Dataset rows
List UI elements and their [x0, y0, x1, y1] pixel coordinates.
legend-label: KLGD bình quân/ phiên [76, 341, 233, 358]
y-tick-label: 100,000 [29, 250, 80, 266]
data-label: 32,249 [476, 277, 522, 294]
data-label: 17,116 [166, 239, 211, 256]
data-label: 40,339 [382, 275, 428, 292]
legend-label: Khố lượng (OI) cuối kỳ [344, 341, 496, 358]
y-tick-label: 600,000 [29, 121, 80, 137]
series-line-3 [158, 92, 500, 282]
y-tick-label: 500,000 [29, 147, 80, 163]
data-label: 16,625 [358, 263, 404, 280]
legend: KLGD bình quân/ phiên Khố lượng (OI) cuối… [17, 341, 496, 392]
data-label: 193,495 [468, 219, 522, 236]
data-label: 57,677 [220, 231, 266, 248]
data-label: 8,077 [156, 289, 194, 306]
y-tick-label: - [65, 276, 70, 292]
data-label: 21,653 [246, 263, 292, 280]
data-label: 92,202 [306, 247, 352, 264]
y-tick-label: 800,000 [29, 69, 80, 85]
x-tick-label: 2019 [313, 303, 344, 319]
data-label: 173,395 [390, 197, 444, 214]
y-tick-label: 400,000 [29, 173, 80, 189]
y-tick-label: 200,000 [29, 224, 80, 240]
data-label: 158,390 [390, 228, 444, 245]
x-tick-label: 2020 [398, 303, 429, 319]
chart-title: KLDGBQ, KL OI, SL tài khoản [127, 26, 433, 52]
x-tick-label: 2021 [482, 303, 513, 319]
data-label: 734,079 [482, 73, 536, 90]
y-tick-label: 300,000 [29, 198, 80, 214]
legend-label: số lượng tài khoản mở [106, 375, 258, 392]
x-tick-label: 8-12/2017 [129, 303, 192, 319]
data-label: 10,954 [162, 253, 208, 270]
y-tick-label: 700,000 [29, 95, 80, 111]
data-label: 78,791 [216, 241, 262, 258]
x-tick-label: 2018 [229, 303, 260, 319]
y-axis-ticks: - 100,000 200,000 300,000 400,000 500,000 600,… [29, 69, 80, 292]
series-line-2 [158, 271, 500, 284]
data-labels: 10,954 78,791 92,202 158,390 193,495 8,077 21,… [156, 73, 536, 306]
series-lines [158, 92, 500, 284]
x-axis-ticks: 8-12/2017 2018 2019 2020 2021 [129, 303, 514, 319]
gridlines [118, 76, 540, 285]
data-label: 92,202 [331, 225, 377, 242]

▸ **EXERCISE AIM**: Copy every one of the entries above, line for line, with each character kept as it appears.

▸ **FULL ANSWER**:
List UI elements and their [x0, y0, x1, y1] pixel coordinates.
legend-label: KLGD bình quân/ phiên [76, 341, 233, 358]
y-tick-label: 100,000 [29, 250, 80, 266]
data-label: 32,249 [476, 277, 522, 294]
data-label: 17,116 [166, 239, 211, 256]
data-label: 40,339 [382, 275, 428, 292]
legend-label: Khố lượng (OI) cuối kỳ [344, 341, 496, 358]
y-tick-label: 600,000 [29, 121, 80, 137]
series-line-3 [158, 92, 500, 282]
y-tick-label: 500,000 [29, 147, 80, 163]
data-label: 16,625 [358, 263, 404, 280]
legend: KLGD bình quân/ phiên Khố lượng (OI) cuối… [17, 341, 496, 392]
data-label: 193,495 [468, 219, 522, 236]
data-label: 57,677 [220, 231, 266, 248]
data-label: 8,077 [156, 289, 194, 306]
y-tick-label: - [65, 276, 70, 292]
data-label: 21,653 [246, 263, 292, 280]
data-label: 92,202 [306, 247, 352, 264]
y-tick-label: 800,000 [29, 69, 80, 85]
x-tick-label: 2019 [313, 303, 344, 319]
data-label: 173,395 [390, 197, 444, 214]
y-tick-label: 400,000 [29, 173, 80, 189]
y-tick-label: 200,000 [29, 224, 80, 240]
data-label: 158,390 [390, 228, 444, 245]
x-tick-label: 2020 [398, 303, 429, 319]
chart-title: KLDGBQ, KL OI, SL tài khoản [127, 26, 433, 52]
x-tick-label: 2021 [482, 303, 513, 319]
data-label: 734,079 [482, 73, 536, 90]
y-tick-label: 300,000 [29, 198, 80, 214]
legend-label: số lượng tài khoản mở [106, 375, 258, 392]
x-tick-label: 8-12/2017 [129, 303, 192, 319]
data-label: 10,954 [162, 253, 208, 270]
y-tick-label: 700,000 [29, 95, 80, 111]
data-label: 78,791 [216, 241, 262, 258]
x-tick-label: 2018 [229, 303, 260, 319]
y-axis-ticks: - 100,000 200,000 300,000 400,000 500,000 600,… [29, 69, 80, 292]
series-line-2 [158, 271, 500, 284]
data-labels: 10,954 78,791 92,202 158,390 193,495 8,077 21,… [156, 73, 536, 306]
series-lines [158, 92, 500, 284]
x-axis-ticks: 8-12/2017 2018 2019 2020 2021 [129, 303, 514, 319]
gridlines [118, 76, 540, 285]
data-label: 92,202 [331, 225, 377, 242]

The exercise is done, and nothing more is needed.